-- Start of PASSAGE TO READ --
Salih Nijazi (15 March 1876 – 28 November 1941) was the 1st Dedebaba (or Kryegjysh) of the Bektashi Order that was established in Albania in 1930.

Biography

Early life
Salih Nijazi was born on 5 March 1876 in Starja, a village in the Kolonja region of southeastern Albania. He and his family emigrated to Istanbul when he was young. He received a Bektashi education at the pir evi of Haji Bektash Veli in Hacıbektaş (Hacıbektaşköy), central Turkey.

Religious leadership
In 1897, Salih Nijazi served as a muhib under Fejzi Dede of Maricaj. In 1908, he rose to the rank of baba, and was then sent to serve in Albania. When he returned to the pir evi of Haji Bektash Veli, he was appointed as a gjysh (dede).
-- End of PASSAGE TO READ --
-- Start of SUPPLIED MATERIAL --
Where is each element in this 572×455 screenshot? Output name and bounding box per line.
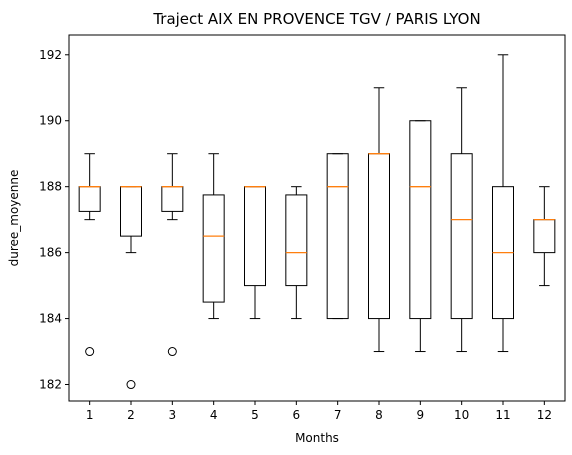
x-tick-label: 6	[293, 408, 301, 422]
x-tick-label: 5	[251, 408, 259, 422]
box-iqr	[368, 153, 390, 320]
outlier-point	[85, 347, 95, 357]
x-tick-label: 11	[495, 408, 510, 422]
box-iqr	[78, 186, 101, 212]
box-iqr	[285, 194, 308, 287]
box-iqr	[409, 120, 432, 320]
x-tick-label: 4	[210, 408, 218, 422]
outlier-point	[167, 347, 177, 357]
y-tick-label: 188	[39, 180, 62, 194]
x-tick-label: 2	[127, 408, 135, 422]
box-iqr	[244, 186, 266, 287]
plot-frame	[68, 34, 566, 402]
y-tick-label: 182	[39, 378, 62, 392]
y-tick-label: 190	[39, 114, 62, 128]
x-tick-label: 3	[169, 408, 177, 422]
x-tick-label: 12	[537, 408, 552, 422]
box-iqr	[326, 153, 349, 320]
y-tick-label: 184	[39, 312, 62, 326]
x-tick-label: 8	[375, 408, 383, 422]
x-tick-label: 1	[86, 408, 94, 422]
chart-title: Traject AIX EN PROVENCE TGV / PARIS LYON	[152, 10, 480, 28]
x-tick-label: 9	[417, 408, 425, 422]
box-iqr	[450, 153, 473, 320]
x-tick-label: 10	[454, 408, 469, 422]
box-iqr	[120, 186, 142, 237]
x-axis-label: Months	[295, 431, 339, 445]
outlier-point	[126, 380, 136, 390]
box-iqr	[202, 194, 225, 303]
box-iqr	[533, 219, 556, 254]
y-tick-label: 192	[39, 48, 62, 62]
box-iqr	[161, 186, 184, 212]
y-tick-label: 186	[39, 246, 62, 260]
y-axis-label: duree_moyenne	[7, 170, 21, 267]
x-tick-label: 7	[334, 408, 342, 422]
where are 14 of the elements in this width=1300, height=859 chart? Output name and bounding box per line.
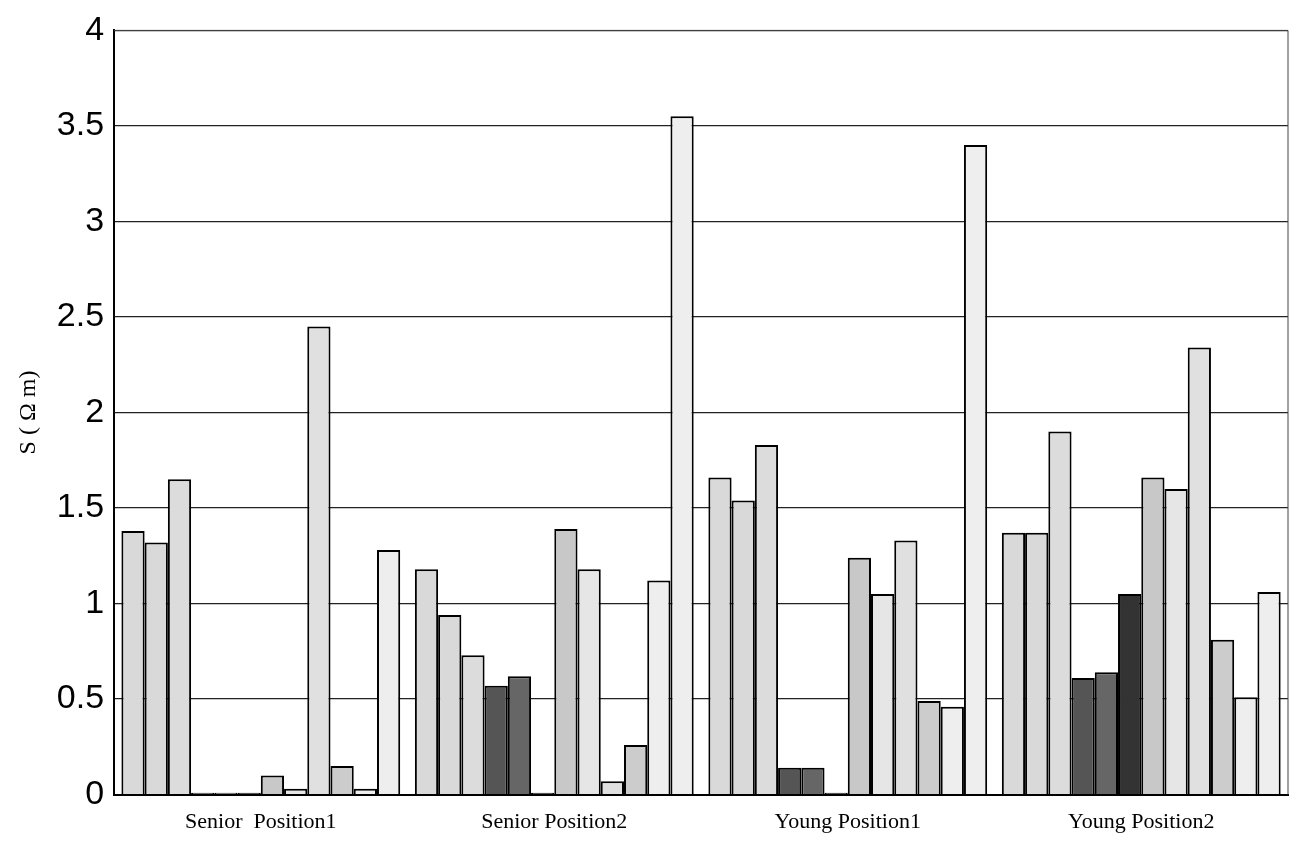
x-tick-label: Senior Position1 xyxy=(185,807,337,833)
y-tick-label: 2.5 xyxy=(56,295,105,334)
y-tick-label: 4 xyxy=(85,8,105,47)
y-tick-label: 2 xyxy=(85,390,105,429)
x-tick-label: Young Position1 xyxy=(774,807,921,833)
y-tick-label: 3.5 xyxy=(56,104,105,143)
y-tick-label: 1.5 xyxy=(56,486,105,525)
x-tick-label: Young Position2 xyxy=(1068,807,1215,833)
y-tick-label: 0.5 xyxy=(56,677,105,716)
x-tick-label: Senior Position2 xyxy=(481,807,628,833)
y-tick-label: 0 xyxy=(85,772,105,811)
y-tick-label: 1 xyxy=(85,581,105,620)
y-tick-label: 3 xyxy=(85,199,105,238)
y-axis-title: S ( Ω m) xyxy=(13,370,40,455)
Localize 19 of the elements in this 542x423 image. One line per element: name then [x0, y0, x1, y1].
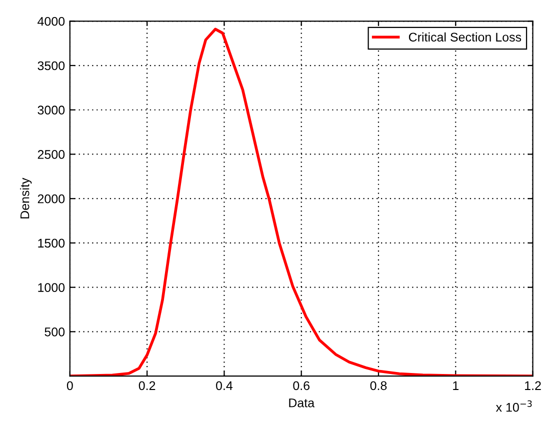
y-tick-label: 2500	[38, 150, 65, 159]
x-tick-label: 1.2	[525, 381, 541, 390]
y-tick-label: 4000	[38, 16, 65, 26]
x-tick-label: 0.8	[370, 381, 387, 390]
x-tick-label: 0.2	[138, 381, 156, 390]
x-tick-label: 0.4	[216, 381, 233, 390]
x-tick-label: 1	[453, 381, 459, 390]
y-axis-title: Density	[20, 178, 32, 218]
legend-label: Critical Section Loss	[408, 32, 522, 42]
y-tick-label: 1000	[38, 283, 65, 292]
y-tick-label: 3500	[38, 61, 65, 70]
y-tick-label: 3000	[38, 106, 65, 115]
y-tick-label: 500	[44, 327, 65, 336]
x-axis-title: Data	[289, 398, 315, 408]
y-tick-label: 2000	[38, 194, 65, 204]
x-tick-label: 0	[66, 381, 73, 390]
text: x 10$^{−3}$	[496, 400, 532, 412]
y-tick-label: 1500	[38, 238, 65, 248]
x-tick-label: 0.6	[293, 381, 310, 390]
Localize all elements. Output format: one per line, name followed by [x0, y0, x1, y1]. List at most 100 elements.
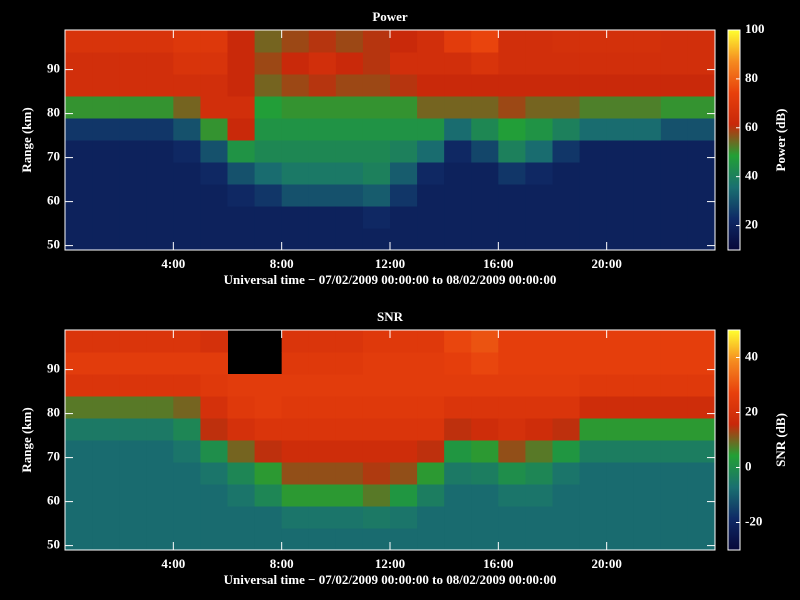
heatmap-cell [254, 74, 283, 97]
heatmap-cell [444, 228, 472, 251]
heatmap-cell [471, 118, 499, 141]
colorbar-tick-label: 20 [745, 403, 758, 418]
heatmap-cell [498, 462, 526, 485]
heatmap-cell [471, 74, 499, 97]
heatmap-cell [362, 228, 391, 251]
heatmap-cell [146, 506, 174, 529]
heatmap-cell [92, 440, 120, 463]
heatmap-cell [362, 352, 391, 375]
heatmap-cell [146, 440, 174, 463]
heatmap-cell [471, 228, 499, 251]
heatmap-cell [173, 74, 201, 97]
heatmap-cell [173, 206, 201, 229]
heatmap-cell [471, 140, 499, 163]
heatmap-cell [362, 184, 391, 207]
heatmap-cell [308, 140, 337, 163]
colorbar [727, 329, 741, 551]
heatmap-cell [660, 30, 689, 53]
colorbar-tick-label: -20 [745, 513, 762, 528]
heatmap-cell [335, 228, 364, 251]
heatmap-cell [687, 440, 716, 463]
heatmap-cell [579, 528, 608, 551]
heatmap-cell [579, 96, 608, 119]
heatmap-cell [92, 228, 120, 251]
colorbar [727, 29, 741, 251]
heatmap-cell [119, 484, 147, 507]
heatmap-cell [552, 396, 581, 419]
heatmap-cell [552, 330, 581, 353]
heatmap-cell [552, 352, 581, 375]
heatmap-cell [146, 206, 174, 229]
heatmap-cell [146, 118, 174, 141]
y-axis-label: Range (km) [19, 407, 34, 472]
heatmap-cell [498, 162, 526, 185]
heatmap-cell [92, 96, 120, 119]
heatmap-cell [390, 74, 418, 97]
y-tick-label: 50 [47, 537, 60, 552]
heatmap-cell [308, 396, 337, 419]
heatmap-cell [606, 440, 635, 463]
heatmap-cell [606, 528, 635, 551]
heatmap-cell [335, 396, 364, 419]
heatmap-cell [417, 228, 445, 251]
heatmap-cell [471, 52, 499, 75]
heatmap-cell [444, 462, 472, 485]
heatmap-cell [552, 418, 581, 441]
heatmap-cell [444, 374, 472, 397]
heatmap-cell [606, 396, 635, 419]
y-tick-label: 60 [47, 193, 60, 208]
heatmap-cell [254, 118, 283, 141]
heatmap-cell [687, 418, 716, 441]
heatmap-cell [552, 30, 581, 53]
heatmap-cell [92, 330, 120, 353]
heatmap-cell [173, 52, 201, 75]
heatmap-cell [335, 184, 364, 207]
heatmap-cell [660, 418, 689, 441]
heatmap-cell [146, 484, 174, 507]
heatmap-cell [119, 184, 147, 207]
heatmap-cell [200, 162, 228, 185]
heatmap-cell [579, 140, 608, 163]
heatmap-cell [254, 418, 283, 441]
heatmap-cell [65, 330, 93, 353]
heatmap-cell [444, 140, 472, 163]
heatmap-cell [633, 484, 662, 507]
heatmap-cell [660, 352, 689, 375]
heatmap-cell [417, 330, 445, 353]
heatmap-cell [92, 396, 120, 419]
heatmap-cell [525, 418, 553, 441]
heatmap-cell [633, 30, 662, 53]
heatmap-cell [254, 484, 283, 507]
heatmap-cell [335, 484, 364, 507]
heatmap-cell [444, 96, 472, 119]
heatmap-cell [444, 206, 472, 229]
heatmap-cell [146, 528, 174, 551]
heatmap-cell [281, 396, 310, 419]
heatmap-cell [498, 330, 526, 353]
heatmap-cell [525, 484, 553, 507]
heatmap-cell [579, 418, 608, 441]
heatmap-cell [417, 162, 445, 185]
heatmap-cell [687, 52, 716, 75]
heatmap-cell [227, 484, 256, 507]
heatmap-cell [579, 118, 608, 141]
heatmap-cell [227, 440, 256, 463]
heatmap-cell [390, 528, 418, 551]
heatmap-cell [606, 30, 635, 53]
heatmap-cell [390, 484, 418, 507]
heatmap-cell [687, 74, 716, 97]
heatmap-cell [579, 396, 608, 419]
heatmap-cell [606, 228, 635, 251]
heatmap-cell [335, 140, 364, 163]
heatmap-cell [444, 118, 472, 141]
heatmap-cell [579, 462, 608, 485]
heatmap-cell [633, 162, 662, 185]
heatmap-cell [687, 506, 716, 529]
heatmap-cell [552, 140, 581, 163]
heatmap-cell [444, 52, 472, 75]
heatmap-cell [444, 440, 472, 463]
heatmap-cell [471, 462, 499, 485]
heatmap-cell [146, 330, 174, 353]
heatmap-cell [335, 352, 364, 375]
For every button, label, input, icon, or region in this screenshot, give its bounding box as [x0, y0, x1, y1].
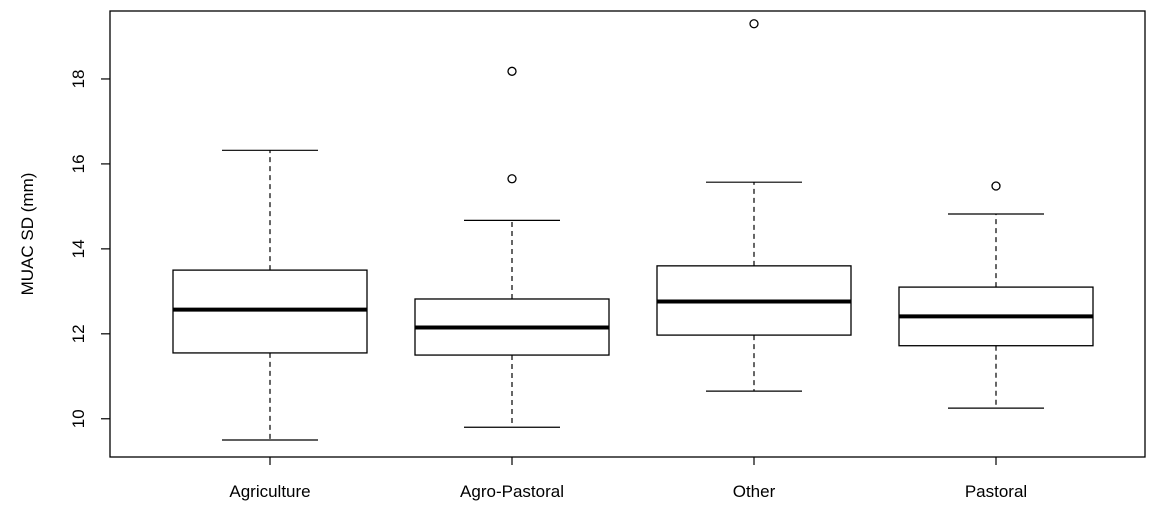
box-other	[656, 19, 852, 392]
y-tick-label: 14	[69, 239, 88, 258]
x-tick-label: Pastoral	[965, 482, 1027, 501]
y-axis-title: MUAC SD (mm)	[18, 173, 37, 296]
y-tick-label: 16	[69, 154, 88, 173]
box-agro-pastoral	[414, 66, 610, 428]
x-tick-label: Agro-Pastoral	[460, 482, 564, 501]
plot-frame	[109, 10, 1146, 458]
y-tick-label: 12	[69, 324, 88, 343]
outlier-point	[749, 19, 759, 29]
x-tick-label: Agriculture	[229, 482, 310, 501]
outlier-point	[507, 66, 517, 76]
outlier-point	[991, 181, 1001, 191]
box-series	[172, 19, 1094, 441]
x-axis: Agriculture Agro-Pastoral Other Pastoral	[229, 457, 1027, 501]
x-tick-label: Other	[733, 482, 776, 501]
y-axis: 10 12 14 16 18	[69, 70, 110, 428]
y-tick-label: 18	[69, 70, 88, 89]
outlier-point	[507, 174, 517, 184]
y-tick-label: 10	[69, 409, 88, 428]
box-agriculture	[172, 149, 368, 441]
box-pastoral	[898, 181, 1094, 409]
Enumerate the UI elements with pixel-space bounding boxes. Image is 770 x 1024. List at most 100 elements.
-- End of SUPPLIED MATERIAL --
Reproduce the portion of the Salih Nijazi biography that begins at the words "Religious leadership" and stops after "a gjysh (dede).". The listing is separate material and has no connection to the Salih Nijazi biography.

Religious leadership
In 1897, Salih Nijazi served as a muhib under Fejzi Dede of Maricaj. In 1908, he rose to the rank of baba, and was then sent to serve in Albania. When he returned to the pir evi of Haji Bektash Veli, he was appointed as a gjysh (dede).